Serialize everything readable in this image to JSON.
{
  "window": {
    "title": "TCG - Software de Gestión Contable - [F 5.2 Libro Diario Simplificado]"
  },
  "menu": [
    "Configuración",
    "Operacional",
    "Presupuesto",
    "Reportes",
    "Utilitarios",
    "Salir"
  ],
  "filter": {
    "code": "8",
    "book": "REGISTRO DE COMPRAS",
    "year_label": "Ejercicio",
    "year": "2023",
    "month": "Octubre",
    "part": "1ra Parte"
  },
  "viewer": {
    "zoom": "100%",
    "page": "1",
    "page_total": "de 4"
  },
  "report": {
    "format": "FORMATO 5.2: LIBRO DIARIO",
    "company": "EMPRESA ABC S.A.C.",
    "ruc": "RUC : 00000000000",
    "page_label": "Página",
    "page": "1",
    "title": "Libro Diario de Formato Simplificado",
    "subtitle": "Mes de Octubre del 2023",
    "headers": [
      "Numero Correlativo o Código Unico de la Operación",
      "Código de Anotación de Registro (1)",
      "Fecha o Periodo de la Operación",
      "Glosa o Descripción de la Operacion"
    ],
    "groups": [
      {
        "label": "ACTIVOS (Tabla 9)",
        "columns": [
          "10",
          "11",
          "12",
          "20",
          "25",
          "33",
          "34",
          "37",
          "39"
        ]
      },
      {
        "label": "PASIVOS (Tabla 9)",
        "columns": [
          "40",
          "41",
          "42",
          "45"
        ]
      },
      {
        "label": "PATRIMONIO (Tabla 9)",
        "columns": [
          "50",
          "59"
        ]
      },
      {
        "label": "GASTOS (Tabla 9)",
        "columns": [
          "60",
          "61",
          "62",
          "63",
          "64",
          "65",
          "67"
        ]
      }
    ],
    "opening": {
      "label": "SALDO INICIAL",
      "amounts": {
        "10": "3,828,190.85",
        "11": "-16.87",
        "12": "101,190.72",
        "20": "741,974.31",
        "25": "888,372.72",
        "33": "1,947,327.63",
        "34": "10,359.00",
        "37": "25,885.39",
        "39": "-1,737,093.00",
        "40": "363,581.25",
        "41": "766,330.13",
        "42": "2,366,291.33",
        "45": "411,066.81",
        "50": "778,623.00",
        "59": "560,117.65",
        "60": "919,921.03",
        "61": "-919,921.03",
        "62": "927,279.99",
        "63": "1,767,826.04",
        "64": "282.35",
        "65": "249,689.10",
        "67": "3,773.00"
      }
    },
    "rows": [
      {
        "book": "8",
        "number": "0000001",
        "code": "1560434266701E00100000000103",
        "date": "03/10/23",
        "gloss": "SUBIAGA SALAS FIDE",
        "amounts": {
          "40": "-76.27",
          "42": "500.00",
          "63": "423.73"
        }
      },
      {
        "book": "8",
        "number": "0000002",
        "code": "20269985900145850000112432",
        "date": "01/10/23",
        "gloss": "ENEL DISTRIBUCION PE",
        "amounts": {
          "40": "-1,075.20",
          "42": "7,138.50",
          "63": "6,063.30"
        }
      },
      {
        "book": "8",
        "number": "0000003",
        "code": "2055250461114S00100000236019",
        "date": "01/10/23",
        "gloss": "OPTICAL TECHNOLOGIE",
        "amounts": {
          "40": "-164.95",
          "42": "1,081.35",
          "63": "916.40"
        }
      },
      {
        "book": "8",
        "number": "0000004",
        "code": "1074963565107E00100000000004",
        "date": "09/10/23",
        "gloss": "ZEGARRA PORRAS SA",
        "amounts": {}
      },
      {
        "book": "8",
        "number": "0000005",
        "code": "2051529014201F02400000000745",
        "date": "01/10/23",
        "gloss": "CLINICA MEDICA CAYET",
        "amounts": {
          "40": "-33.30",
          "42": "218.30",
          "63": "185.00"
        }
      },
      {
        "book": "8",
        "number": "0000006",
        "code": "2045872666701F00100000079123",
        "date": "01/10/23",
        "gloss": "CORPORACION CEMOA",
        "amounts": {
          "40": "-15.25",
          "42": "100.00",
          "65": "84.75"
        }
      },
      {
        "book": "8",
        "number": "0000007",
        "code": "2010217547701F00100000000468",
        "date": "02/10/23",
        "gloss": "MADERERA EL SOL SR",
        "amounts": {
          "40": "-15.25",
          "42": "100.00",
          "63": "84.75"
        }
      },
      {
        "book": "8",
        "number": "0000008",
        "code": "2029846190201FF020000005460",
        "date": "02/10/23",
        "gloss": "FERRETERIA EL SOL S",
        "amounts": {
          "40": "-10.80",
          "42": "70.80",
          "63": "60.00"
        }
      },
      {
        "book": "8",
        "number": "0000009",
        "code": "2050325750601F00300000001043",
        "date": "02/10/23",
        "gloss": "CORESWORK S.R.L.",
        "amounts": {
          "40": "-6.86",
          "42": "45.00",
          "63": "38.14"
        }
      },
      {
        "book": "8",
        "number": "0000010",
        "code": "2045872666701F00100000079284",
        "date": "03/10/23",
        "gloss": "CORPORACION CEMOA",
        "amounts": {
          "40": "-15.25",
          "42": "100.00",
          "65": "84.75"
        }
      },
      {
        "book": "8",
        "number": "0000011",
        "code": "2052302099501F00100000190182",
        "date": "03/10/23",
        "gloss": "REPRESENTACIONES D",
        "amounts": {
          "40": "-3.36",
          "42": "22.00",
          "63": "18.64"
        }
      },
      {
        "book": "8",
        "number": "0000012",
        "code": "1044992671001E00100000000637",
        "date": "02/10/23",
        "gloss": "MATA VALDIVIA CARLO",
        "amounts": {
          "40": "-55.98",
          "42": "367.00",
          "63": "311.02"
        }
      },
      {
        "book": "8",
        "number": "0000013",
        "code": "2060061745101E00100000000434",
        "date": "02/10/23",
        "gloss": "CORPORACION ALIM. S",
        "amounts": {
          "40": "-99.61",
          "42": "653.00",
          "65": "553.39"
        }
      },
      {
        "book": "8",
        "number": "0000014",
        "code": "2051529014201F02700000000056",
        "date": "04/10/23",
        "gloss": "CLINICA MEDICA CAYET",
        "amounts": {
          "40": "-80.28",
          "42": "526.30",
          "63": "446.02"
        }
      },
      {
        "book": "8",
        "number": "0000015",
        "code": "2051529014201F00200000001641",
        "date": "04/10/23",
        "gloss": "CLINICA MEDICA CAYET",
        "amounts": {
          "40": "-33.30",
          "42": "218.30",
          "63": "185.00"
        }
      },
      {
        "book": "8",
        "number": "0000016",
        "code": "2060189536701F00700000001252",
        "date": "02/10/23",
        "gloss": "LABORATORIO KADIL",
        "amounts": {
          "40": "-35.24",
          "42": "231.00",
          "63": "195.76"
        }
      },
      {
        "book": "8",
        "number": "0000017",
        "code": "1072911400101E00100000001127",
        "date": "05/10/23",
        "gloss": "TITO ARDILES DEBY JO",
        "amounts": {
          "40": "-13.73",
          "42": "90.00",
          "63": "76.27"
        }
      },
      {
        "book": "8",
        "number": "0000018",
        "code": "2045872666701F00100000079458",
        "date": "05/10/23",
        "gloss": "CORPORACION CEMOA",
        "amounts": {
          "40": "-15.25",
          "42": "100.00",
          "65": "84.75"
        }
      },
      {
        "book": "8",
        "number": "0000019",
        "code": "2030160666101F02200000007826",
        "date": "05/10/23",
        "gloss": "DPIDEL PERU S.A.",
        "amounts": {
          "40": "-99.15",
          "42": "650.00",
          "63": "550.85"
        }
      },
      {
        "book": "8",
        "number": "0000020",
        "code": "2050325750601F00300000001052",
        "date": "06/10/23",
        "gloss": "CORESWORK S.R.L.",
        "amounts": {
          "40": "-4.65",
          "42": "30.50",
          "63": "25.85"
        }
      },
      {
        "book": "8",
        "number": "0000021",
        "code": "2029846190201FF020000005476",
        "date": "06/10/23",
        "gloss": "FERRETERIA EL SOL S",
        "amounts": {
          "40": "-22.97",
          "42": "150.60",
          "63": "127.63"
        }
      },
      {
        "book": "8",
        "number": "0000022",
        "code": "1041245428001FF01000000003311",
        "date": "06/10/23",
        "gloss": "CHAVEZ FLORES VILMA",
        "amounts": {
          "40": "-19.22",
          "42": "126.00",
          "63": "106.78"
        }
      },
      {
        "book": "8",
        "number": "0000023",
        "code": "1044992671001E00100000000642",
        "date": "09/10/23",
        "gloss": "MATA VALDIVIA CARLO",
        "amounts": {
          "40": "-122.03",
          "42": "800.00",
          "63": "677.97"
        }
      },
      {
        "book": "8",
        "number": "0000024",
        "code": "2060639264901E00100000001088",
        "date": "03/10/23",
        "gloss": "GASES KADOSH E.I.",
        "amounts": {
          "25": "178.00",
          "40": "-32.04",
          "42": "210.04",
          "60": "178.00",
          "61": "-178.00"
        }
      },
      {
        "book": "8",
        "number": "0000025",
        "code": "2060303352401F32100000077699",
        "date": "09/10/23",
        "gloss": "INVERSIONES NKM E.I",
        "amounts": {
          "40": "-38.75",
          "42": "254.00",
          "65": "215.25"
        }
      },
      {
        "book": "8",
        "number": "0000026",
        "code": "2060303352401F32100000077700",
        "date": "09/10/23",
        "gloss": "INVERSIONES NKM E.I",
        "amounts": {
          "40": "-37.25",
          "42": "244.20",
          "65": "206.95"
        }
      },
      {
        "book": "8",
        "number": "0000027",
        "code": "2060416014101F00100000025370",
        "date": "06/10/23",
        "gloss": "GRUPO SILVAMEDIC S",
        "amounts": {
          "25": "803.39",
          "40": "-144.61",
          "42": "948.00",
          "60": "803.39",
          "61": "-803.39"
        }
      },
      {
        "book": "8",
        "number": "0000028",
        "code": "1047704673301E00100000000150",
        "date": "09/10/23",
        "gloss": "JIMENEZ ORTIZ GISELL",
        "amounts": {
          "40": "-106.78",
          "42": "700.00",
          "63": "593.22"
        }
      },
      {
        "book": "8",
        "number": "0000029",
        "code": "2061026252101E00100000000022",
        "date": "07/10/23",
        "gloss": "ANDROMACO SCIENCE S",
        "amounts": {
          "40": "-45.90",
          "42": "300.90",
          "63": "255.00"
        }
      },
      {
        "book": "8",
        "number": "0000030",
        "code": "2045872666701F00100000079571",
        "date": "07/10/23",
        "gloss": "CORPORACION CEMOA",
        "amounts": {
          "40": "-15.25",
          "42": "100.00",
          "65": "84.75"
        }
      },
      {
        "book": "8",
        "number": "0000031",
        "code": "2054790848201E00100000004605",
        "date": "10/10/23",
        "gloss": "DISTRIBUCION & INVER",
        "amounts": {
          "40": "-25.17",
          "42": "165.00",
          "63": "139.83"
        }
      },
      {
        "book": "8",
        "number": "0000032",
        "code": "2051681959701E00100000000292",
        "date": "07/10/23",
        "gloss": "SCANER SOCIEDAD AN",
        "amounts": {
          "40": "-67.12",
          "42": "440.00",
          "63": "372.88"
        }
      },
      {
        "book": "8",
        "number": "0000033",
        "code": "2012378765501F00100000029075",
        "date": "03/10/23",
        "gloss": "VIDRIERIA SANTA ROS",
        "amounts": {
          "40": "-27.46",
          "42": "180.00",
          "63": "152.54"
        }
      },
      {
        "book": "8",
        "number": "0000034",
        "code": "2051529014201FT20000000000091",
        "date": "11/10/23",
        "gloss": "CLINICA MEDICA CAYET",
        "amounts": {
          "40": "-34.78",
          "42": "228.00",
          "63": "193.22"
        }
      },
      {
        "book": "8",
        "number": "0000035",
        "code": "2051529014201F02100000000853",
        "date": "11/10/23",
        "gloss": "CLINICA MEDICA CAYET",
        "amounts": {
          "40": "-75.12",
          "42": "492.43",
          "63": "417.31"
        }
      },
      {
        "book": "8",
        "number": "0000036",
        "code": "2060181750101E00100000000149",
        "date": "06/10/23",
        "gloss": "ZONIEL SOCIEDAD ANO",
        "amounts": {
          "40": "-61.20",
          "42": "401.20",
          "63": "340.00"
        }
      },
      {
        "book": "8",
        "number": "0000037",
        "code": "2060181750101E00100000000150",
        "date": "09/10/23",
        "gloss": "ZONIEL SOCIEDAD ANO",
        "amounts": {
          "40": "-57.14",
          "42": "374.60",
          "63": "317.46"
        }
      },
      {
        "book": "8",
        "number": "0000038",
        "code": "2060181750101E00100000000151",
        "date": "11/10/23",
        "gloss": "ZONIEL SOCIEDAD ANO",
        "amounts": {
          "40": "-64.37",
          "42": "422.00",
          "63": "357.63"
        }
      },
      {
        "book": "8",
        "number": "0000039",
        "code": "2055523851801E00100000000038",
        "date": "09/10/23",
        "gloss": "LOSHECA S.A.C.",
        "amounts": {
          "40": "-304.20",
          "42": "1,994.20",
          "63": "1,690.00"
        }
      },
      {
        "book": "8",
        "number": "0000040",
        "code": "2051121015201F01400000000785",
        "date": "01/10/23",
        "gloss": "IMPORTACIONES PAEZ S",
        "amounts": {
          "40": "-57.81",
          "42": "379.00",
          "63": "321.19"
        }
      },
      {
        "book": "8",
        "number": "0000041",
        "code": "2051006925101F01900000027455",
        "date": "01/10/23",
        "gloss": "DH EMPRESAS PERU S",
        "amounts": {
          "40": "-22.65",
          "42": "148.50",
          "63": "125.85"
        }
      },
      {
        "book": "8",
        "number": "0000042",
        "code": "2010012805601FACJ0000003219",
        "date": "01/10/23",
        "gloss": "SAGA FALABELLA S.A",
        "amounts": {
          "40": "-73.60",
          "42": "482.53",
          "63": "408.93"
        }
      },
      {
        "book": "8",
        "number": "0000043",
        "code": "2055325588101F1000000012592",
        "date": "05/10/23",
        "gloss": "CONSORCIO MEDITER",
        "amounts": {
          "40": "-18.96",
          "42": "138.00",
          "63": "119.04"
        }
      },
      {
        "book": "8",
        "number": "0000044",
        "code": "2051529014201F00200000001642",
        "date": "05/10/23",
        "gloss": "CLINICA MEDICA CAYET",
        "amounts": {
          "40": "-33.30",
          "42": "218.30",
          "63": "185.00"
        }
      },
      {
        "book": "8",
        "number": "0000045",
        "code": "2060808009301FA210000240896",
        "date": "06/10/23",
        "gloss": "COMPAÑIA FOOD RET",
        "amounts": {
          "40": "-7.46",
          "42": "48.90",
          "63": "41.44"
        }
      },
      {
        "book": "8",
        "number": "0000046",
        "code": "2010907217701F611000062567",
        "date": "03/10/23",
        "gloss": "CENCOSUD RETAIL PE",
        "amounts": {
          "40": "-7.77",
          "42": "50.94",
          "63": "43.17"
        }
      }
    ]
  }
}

==========

Aim -> Filter the records, keeping only lines that contain "Octubre", and show those lines.

Exercise solution ->
    "month": "Octubre",
    "subtitle": "Mes de Octubre del 2023",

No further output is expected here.